Begin

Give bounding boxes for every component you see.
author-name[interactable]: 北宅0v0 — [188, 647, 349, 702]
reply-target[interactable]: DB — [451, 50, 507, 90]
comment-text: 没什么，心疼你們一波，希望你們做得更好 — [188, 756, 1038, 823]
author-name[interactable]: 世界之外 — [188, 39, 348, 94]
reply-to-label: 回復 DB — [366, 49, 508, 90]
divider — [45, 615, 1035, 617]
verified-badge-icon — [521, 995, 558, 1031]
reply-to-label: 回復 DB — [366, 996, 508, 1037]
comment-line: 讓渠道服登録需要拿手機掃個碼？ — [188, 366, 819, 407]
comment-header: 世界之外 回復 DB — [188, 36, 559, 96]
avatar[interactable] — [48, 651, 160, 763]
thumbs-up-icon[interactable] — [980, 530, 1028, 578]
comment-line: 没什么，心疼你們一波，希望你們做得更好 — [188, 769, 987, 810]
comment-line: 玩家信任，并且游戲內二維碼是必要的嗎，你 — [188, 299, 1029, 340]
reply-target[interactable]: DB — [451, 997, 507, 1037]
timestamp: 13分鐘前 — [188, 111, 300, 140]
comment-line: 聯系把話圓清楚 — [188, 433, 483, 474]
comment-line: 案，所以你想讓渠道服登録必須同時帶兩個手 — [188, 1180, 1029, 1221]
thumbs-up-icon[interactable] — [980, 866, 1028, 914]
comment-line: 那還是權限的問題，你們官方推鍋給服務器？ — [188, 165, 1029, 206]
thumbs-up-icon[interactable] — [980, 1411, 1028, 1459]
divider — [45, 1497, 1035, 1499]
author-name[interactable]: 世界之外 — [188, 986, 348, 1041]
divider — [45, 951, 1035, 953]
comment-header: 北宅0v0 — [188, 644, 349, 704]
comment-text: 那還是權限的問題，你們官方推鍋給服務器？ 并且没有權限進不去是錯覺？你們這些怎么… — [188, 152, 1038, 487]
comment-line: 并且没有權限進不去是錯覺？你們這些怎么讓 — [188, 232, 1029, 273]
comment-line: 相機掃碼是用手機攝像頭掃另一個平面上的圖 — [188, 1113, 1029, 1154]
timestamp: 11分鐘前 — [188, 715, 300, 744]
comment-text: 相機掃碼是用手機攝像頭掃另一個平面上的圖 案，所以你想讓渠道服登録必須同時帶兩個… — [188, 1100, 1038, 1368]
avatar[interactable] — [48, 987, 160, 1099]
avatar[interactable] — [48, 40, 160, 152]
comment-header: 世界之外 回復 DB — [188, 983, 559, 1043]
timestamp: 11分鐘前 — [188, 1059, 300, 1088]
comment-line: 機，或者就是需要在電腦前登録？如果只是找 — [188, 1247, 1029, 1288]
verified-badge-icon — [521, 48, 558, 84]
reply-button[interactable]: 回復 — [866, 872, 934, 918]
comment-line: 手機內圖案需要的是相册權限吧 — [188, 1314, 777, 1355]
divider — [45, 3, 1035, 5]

End

THE TASK — Reproduce word for word everything from the start of the lines down through the line that contains "author-name[interactable]: 世界之外 — [188, 39, 348, 94]", both ends included.

TASK OUTPUT —
Give bounding boxes for every component you see.
author-name[interactable]: 北宅0v0 — [188, 647, 349, 702]
reply-target[interactable]: DB — [451, 50, 507, 90]
comment-text: 没什么，心疼你們一波，希望你們做得更好 — [188, 756, 1038, 823]
author-name[interactable]: 世界之外 — [188, 39, 348, 94]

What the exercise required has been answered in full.